- Written request -
Go over the listing below line by line and tally those containing "title". Give only the tally.

- Extracts from a graphics dataset -
# # # # #

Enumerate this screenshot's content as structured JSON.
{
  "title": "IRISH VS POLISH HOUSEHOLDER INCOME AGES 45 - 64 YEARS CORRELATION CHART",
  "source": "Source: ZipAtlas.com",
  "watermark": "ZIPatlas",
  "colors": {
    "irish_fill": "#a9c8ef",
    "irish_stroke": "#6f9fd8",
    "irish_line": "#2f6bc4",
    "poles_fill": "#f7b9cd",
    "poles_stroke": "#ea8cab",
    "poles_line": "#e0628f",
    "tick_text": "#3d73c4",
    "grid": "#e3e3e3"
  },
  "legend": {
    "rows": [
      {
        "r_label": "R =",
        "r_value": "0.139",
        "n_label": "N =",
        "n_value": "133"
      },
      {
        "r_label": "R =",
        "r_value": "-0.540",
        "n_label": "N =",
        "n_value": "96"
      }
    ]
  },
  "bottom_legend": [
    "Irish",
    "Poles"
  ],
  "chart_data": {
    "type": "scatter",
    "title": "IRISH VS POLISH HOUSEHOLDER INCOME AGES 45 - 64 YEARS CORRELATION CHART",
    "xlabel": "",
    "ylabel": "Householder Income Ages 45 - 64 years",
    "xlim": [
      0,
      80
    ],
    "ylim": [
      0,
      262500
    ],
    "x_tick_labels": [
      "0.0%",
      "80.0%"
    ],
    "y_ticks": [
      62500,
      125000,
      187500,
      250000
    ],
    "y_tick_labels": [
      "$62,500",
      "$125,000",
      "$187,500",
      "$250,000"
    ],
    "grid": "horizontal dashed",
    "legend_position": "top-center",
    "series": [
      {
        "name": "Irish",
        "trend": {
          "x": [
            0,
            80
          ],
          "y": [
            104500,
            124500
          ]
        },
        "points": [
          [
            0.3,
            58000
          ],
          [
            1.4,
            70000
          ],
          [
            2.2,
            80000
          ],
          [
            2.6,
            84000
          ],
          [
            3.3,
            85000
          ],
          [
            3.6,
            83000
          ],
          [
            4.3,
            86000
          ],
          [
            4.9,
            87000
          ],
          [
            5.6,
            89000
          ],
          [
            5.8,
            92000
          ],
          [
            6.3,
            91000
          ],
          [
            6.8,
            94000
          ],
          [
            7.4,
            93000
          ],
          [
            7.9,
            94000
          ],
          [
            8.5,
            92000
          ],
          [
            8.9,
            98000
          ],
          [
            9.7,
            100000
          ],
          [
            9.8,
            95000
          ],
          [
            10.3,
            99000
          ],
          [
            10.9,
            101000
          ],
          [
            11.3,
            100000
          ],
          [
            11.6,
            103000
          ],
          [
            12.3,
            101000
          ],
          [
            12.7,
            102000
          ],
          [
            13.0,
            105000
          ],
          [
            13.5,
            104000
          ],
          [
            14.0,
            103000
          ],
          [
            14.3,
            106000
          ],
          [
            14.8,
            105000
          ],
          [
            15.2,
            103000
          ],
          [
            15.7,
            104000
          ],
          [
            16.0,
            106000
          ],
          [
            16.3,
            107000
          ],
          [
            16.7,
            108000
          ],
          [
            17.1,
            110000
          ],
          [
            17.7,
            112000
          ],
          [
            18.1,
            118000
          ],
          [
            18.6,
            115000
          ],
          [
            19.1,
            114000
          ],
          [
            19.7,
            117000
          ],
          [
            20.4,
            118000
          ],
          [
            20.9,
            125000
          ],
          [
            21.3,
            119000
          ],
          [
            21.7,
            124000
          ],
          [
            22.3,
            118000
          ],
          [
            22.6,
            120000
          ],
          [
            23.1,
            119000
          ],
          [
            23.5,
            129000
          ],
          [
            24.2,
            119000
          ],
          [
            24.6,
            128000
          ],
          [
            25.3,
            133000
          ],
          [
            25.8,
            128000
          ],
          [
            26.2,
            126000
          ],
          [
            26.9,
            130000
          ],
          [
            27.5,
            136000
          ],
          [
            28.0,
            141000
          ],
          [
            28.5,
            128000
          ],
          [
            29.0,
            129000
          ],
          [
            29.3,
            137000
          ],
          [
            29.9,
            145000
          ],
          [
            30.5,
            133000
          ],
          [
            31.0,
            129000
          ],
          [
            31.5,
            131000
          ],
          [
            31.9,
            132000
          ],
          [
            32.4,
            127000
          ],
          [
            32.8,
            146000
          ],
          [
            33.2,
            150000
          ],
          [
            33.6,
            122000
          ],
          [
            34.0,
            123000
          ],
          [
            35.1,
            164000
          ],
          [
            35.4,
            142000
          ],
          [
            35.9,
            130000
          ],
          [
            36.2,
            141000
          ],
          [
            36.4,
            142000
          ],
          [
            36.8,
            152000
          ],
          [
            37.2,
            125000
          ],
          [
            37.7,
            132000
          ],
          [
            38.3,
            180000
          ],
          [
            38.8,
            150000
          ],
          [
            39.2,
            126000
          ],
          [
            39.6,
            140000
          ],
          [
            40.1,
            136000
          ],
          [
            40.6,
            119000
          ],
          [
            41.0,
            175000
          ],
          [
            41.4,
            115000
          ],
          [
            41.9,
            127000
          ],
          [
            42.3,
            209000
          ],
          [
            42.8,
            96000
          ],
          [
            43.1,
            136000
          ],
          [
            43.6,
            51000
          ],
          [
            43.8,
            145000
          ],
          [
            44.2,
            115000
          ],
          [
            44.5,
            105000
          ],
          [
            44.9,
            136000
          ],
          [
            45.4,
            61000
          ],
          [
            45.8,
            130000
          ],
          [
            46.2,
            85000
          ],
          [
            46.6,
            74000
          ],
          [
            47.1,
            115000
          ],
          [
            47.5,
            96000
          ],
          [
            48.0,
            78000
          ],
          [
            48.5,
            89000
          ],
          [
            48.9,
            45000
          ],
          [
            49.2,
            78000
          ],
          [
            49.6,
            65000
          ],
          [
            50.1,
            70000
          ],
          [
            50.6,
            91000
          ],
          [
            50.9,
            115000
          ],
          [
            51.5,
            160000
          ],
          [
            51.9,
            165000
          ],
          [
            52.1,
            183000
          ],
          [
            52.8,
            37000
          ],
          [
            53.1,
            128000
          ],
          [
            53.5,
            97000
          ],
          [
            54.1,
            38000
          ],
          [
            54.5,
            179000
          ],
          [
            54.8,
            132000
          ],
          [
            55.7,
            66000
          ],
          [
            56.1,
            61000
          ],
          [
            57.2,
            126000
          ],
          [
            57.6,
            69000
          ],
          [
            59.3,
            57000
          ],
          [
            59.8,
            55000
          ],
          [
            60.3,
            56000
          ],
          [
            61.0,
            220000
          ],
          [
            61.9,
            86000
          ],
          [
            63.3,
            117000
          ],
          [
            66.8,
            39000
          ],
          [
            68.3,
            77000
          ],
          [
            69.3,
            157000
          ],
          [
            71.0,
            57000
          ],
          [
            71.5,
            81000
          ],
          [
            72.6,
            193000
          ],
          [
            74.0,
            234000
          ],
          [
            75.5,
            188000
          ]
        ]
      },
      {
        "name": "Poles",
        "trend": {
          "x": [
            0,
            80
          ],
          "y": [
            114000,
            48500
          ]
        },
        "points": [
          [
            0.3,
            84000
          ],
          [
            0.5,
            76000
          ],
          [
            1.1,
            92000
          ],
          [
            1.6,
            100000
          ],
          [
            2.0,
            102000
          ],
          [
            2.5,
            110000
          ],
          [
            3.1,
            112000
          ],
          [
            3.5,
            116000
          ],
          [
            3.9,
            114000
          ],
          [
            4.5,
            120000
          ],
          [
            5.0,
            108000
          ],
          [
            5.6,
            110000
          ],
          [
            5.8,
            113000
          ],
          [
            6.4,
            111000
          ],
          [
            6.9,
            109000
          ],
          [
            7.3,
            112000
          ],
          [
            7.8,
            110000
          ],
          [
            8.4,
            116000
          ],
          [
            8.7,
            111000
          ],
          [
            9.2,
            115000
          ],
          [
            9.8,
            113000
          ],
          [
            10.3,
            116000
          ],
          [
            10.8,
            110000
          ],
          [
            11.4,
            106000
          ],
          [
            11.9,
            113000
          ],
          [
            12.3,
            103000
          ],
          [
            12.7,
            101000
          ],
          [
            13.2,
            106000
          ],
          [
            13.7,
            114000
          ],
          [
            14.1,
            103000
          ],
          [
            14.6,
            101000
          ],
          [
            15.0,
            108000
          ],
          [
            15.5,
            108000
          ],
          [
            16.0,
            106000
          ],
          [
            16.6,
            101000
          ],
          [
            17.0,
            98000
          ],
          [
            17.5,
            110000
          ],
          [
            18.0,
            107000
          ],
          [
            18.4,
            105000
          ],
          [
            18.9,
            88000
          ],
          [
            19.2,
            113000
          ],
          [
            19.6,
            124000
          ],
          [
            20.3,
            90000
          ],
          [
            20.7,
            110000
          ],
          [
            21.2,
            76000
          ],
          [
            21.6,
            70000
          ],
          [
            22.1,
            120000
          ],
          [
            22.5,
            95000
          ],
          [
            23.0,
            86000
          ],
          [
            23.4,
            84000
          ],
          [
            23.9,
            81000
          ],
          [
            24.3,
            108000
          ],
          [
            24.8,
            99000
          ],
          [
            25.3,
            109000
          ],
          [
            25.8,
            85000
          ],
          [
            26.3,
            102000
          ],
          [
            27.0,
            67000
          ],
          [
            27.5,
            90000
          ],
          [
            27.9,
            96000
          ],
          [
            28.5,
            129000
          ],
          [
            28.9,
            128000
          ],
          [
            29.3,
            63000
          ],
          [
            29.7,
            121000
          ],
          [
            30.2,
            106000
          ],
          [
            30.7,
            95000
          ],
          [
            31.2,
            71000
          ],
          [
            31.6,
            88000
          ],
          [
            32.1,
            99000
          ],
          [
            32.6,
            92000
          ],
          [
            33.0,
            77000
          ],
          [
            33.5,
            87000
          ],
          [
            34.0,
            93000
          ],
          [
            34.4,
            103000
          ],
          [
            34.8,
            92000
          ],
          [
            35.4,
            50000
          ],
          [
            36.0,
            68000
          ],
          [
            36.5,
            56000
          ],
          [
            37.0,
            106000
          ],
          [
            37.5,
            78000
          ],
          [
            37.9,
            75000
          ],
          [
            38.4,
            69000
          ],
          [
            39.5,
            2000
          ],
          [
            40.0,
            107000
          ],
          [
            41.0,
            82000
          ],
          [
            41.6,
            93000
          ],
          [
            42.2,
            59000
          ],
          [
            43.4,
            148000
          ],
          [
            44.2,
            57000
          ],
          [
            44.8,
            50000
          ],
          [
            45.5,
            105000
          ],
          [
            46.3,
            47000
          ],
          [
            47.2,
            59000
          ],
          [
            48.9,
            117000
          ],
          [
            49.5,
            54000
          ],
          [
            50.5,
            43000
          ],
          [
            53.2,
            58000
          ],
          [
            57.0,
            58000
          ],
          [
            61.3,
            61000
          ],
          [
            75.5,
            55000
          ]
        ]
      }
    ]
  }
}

# # # # #

- Answer below -
2